* _Directive_
Find how many lines of the listing below include the word "believe", then report the number by itself.

* _Extracted information_
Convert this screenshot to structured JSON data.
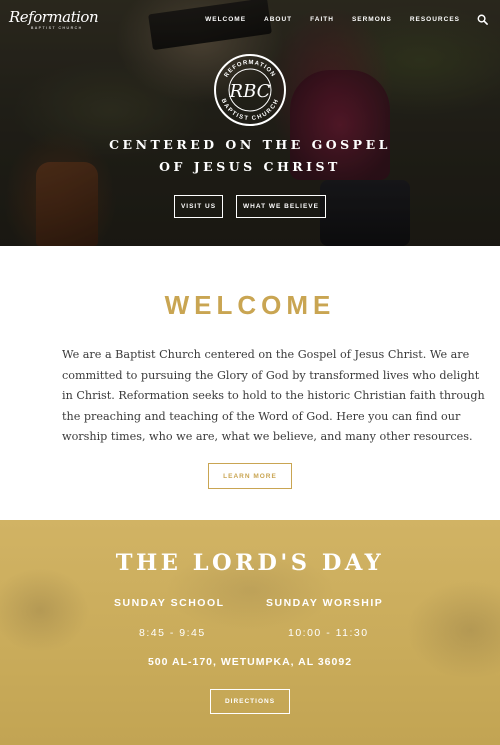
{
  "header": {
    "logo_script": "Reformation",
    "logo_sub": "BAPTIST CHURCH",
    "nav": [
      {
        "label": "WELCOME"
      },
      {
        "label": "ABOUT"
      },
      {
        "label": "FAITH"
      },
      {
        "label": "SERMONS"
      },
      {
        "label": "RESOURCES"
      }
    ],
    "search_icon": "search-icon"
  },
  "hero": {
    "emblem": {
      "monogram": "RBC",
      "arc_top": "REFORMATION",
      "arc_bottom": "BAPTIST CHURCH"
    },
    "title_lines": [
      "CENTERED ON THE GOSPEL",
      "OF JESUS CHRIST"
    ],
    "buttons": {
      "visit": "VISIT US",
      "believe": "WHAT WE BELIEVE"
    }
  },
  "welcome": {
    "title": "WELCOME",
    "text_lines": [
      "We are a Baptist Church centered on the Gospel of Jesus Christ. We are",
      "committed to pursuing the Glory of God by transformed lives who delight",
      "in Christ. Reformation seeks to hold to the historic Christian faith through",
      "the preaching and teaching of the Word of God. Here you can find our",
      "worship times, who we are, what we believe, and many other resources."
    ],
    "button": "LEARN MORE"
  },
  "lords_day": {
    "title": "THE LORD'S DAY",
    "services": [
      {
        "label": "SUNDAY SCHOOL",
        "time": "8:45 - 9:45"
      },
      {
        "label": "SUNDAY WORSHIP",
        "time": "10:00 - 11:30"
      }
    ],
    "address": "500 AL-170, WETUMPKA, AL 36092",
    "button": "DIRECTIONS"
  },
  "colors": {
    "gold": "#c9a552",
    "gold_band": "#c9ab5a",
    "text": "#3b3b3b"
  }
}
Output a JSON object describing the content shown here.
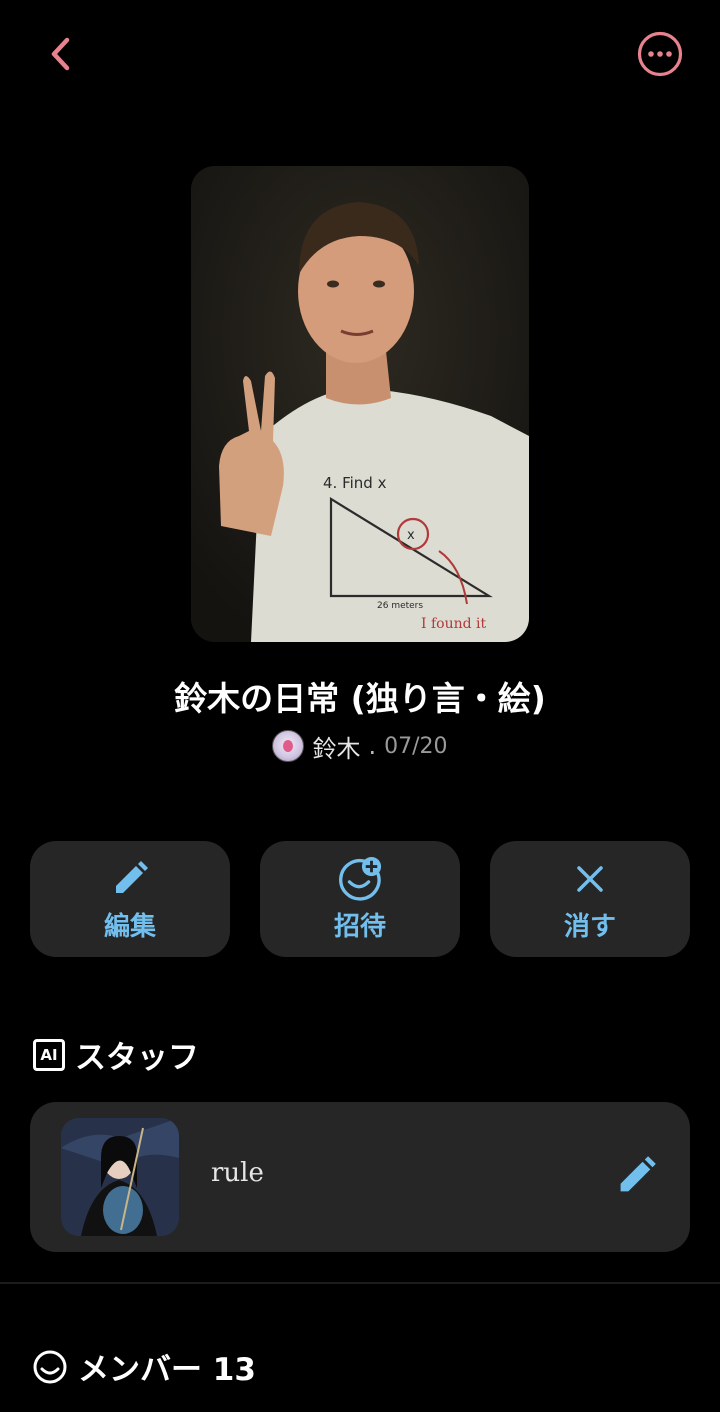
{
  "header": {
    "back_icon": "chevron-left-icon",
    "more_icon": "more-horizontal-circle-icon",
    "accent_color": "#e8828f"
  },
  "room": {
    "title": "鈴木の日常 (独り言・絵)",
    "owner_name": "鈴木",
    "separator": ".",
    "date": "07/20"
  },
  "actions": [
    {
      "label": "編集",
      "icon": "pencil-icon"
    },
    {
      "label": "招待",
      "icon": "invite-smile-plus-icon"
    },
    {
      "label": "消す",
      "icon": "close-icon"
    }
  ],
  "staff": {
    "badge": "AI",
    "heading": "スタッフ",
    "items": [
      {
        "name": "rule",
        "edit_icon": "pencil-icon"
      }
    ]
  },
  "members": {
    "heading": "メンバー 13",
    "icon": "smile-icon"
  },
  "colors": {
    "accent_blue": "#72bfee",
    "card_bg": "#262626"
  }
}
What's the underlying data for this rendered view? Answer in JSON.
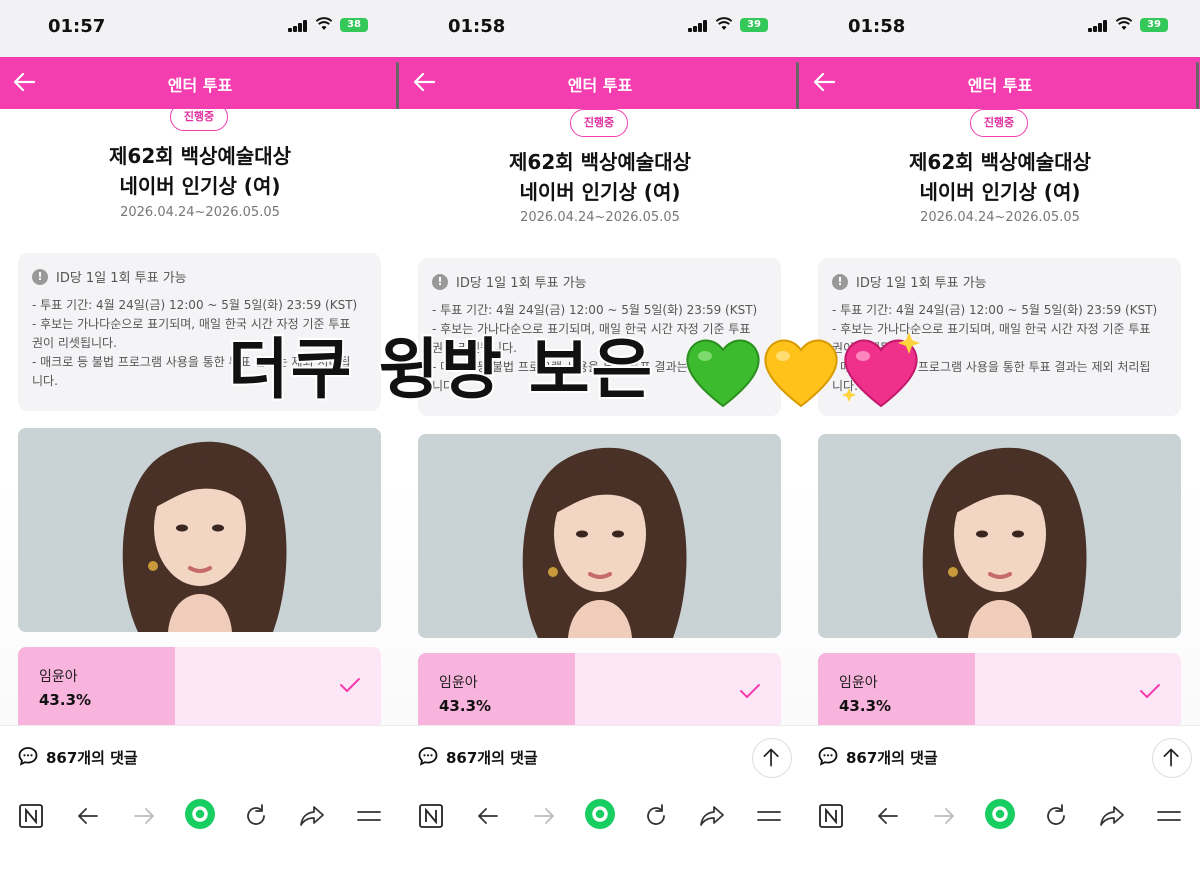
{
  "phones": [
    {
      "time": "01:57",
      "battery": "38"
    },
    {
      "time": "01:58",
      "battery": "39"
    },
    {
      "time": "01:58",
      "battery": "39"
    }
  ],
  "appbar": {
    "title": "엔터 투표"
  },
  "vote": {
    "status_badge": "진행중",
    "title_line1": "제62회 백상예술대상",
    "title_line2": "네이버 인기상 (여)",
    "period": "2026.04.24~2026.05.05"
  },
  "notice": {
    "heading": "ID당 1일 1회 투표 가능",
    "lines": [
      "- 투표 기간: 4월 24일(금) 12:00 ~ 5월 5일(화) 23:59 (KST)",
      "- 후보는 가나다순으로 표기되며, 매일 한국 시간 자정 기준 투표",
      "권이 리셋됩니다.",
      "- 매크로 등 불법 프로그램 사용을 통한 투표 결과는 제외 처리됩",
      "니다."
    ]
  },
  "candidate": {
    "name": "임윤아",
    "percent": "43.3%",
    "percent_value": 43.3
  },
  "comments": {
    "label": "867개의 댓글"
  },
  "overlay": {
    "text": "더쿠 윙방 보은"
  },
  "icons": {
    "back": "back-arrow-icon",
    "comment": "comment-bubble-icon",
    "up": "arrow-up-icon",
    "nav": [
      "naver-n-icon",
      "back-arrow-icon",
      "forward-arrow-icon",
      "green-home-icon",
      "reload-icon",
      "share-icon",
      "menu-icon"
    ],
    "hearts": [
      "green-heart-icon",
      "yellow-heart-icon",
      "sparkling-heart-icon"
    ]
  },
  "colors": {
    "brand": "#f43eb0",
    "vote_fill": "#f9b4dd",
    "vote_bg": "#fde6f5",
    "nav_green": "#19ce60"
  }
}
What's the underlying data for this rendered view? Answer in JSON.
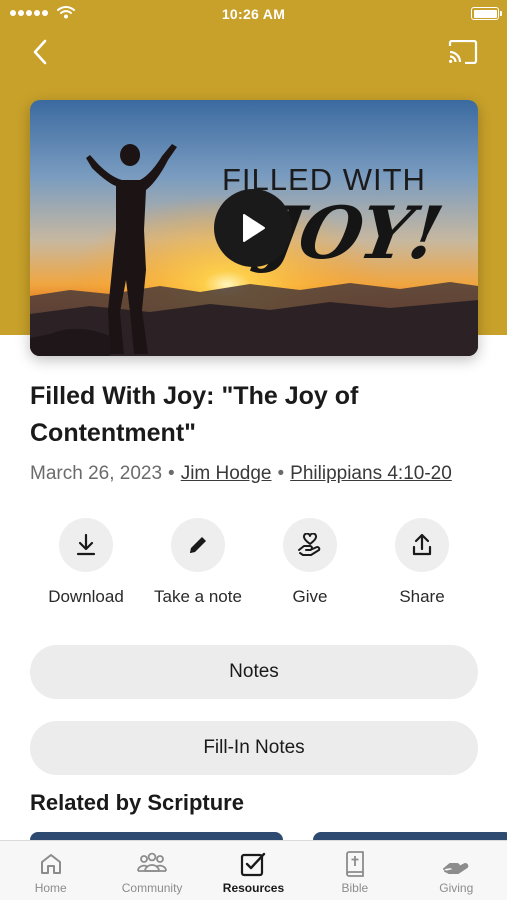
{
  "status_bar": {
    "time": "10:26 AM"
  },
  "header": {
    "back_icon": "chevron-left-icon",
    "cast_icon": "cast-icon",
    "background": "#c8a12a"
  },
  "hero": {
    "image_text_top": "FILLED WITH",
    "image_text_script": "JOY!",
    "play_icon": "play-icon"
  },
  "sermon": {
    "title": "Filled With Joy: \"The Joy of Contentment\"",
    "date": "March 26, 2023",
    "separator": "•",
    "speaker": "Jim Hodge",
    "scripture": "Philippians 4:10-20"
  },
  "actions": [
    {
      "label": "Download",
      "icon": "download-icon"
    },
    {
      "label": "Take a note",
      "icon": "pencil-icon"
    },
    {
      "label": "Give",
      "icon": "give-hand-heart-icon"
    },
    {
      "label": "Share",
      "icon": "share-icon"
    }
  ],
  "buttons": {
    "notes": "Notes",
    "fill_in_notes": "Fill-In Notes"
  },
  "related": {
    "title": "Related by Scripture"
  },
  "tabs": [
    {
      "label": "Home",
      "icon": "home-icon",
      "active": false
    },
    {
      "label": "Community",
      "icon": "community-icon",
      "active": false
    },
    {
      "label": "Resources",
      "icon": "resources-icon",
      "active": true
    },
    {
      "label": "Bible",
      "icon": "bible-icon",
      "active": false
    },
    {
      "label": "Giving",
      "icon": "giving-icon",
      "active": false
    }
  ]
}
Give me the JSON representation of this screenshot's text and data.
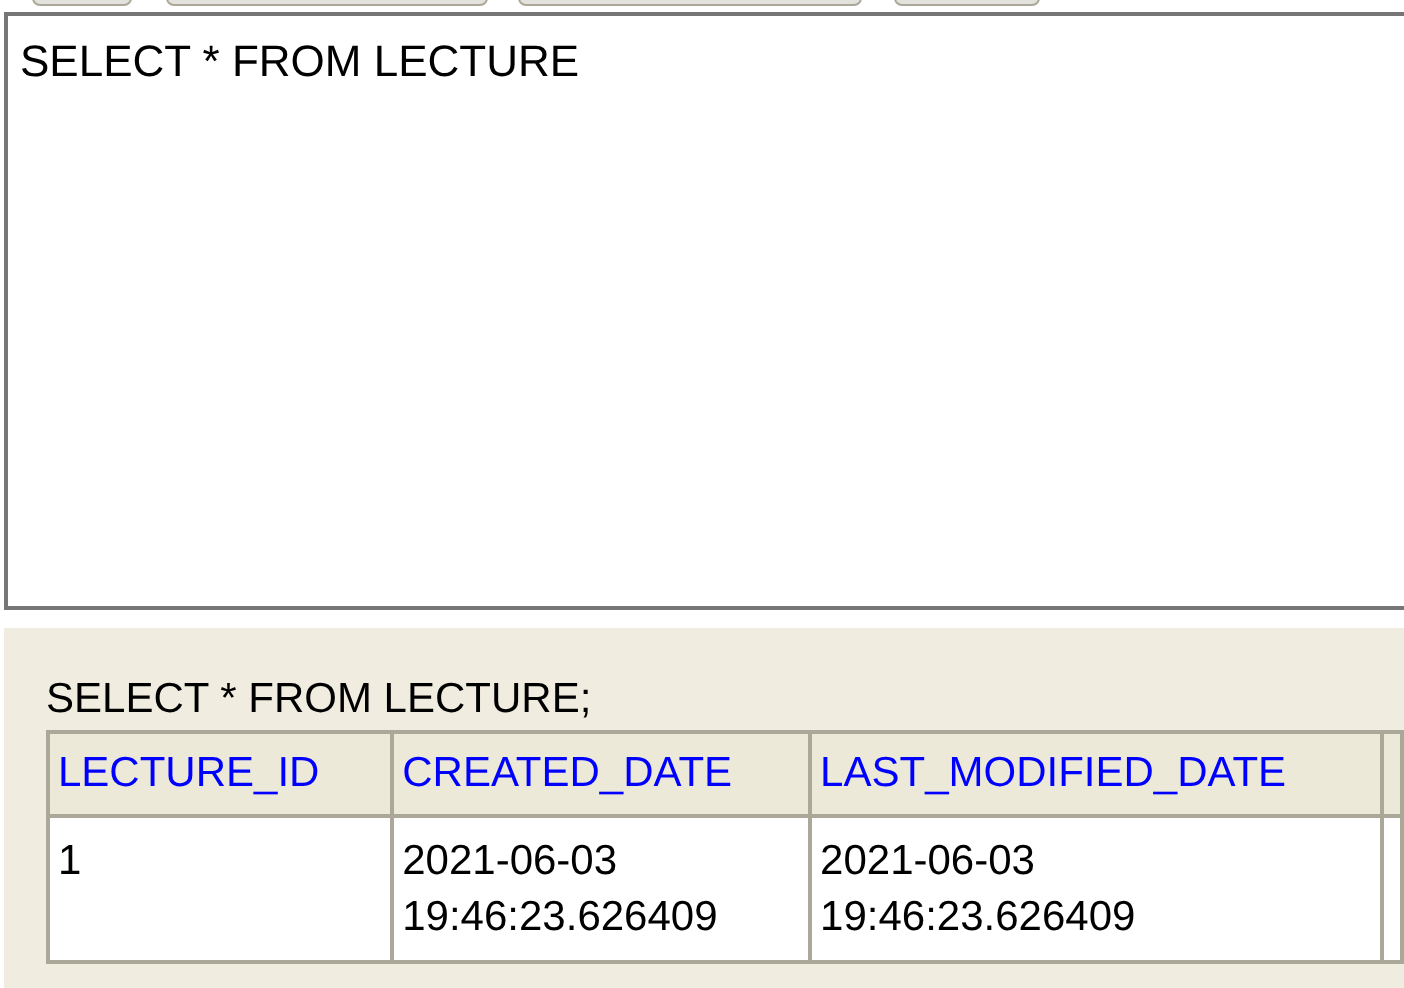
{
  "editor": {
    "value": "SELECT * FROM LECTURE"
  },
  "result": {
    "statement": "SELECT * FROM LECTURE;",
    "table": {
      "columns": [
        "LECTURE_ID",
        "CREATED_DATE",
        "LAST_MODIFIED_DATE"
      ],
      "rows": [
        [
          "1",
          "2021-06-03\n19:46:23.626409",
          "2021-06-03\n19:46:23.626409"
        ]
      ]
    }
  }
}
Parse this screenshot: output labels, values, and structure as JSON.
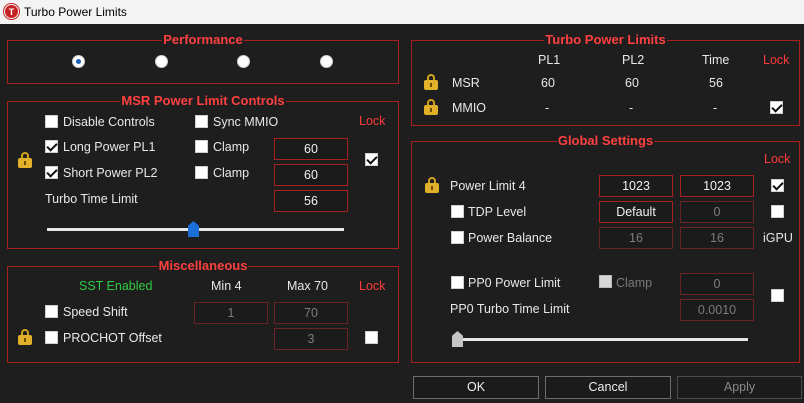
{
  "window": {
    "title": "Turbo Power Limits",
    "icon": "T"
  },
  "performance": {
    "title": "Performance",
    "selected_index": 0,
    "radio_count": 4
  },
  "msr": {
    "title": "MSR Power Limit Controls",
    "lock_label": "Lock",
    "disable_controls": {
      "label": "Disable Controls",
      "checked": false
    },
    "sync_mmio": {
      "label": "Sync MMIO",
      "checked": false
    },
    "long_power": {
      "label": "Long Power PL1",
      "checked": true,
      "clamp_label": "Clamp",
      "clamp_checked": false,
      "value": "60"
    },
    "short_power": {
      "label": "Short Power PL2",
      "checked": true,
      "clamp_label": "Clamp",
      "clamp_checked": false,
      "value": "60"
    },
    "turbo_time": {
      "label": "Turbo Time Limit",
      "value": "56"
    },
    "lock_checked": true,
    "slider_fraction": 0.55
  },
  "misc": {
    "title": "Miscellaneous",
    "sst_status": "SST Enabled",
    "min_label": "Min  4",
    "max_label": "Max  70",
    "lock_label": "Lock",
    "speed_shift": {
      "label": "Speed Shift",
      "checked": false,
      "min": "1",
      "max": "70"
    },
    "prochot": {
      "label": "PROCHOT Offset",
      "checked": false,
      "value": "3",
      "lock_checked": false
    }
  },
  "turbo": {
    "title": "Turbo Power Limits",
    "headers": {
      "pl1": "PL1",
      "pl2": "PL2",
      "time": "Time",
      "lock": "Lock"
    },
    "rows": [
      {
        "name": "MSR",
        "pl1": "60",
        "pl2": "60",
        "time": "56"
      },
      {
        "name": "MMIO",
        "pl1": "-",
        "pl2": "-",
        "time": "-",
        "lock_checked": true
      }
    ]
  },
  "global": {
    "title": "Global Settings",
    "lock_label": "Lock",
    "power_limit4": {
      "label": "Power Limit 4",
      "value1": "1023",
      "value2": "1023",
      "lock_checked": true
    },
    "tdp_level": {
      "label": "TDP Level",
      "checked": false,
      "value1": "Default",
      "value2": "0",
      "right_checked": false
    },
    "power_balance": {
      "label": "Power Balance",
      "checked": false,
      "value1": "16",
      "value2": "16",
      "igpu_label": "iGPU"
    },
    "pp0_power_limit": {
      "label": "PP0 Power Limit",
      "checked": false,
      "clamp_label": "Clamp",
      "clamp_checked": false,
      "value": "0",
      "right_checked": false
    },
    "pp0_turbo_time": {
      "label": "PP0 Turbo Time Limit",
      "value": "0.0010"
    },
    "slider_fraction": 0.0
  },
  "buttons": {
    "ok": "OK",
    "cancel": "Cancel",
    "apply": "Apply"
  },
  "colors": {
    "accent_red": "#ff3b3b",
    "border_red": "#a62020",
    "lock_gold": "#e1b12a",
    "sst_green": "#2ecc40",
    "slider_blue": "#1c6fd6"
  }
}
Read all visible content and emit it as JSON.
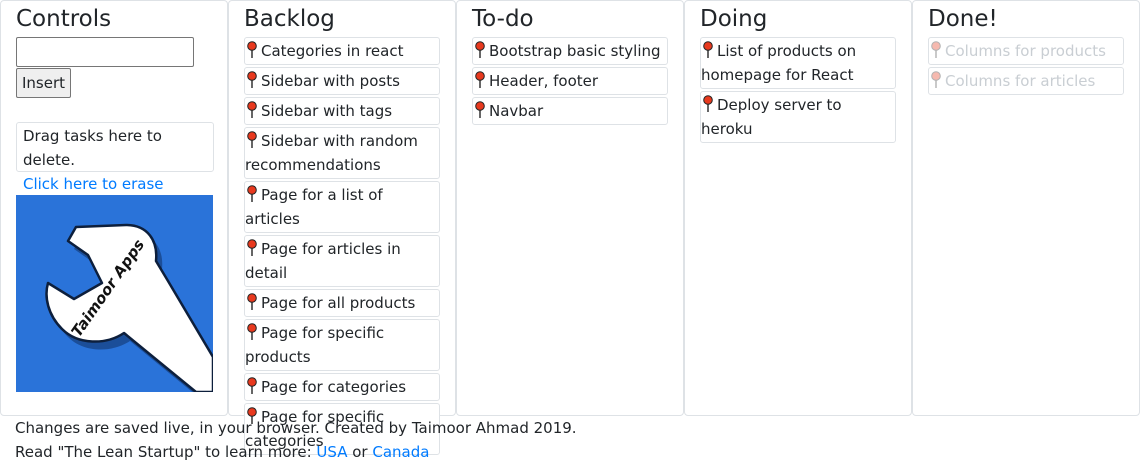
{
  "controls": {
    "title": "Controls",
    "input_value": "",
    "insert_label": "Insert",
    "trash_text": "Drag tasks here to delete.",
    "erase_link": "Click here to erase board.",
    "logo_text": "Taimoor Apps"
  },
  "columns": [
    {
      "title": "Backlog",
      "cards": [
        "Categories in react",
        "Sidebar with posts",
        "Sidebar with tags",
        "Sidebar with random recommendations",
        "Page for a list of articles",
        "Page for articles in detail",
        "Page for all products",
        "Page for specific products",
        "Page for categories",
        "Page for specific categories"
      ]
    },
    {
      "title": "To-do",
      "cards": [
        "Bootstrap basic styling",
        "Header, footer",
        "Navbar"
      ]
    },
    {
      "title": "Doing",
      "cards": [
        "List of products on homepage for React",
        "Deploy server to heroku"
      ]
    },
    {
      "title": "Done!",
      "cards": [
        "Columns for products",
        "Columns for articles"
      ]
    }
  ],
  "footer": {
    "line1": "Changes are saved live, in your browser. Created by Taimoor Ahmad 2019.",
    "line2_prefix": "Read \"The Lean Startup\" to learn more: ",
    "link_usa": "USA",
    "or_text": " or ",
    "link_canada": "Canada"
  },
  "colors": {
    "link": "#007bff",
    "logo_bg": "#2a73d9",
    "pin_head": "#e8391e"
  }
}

* _Task solution_
2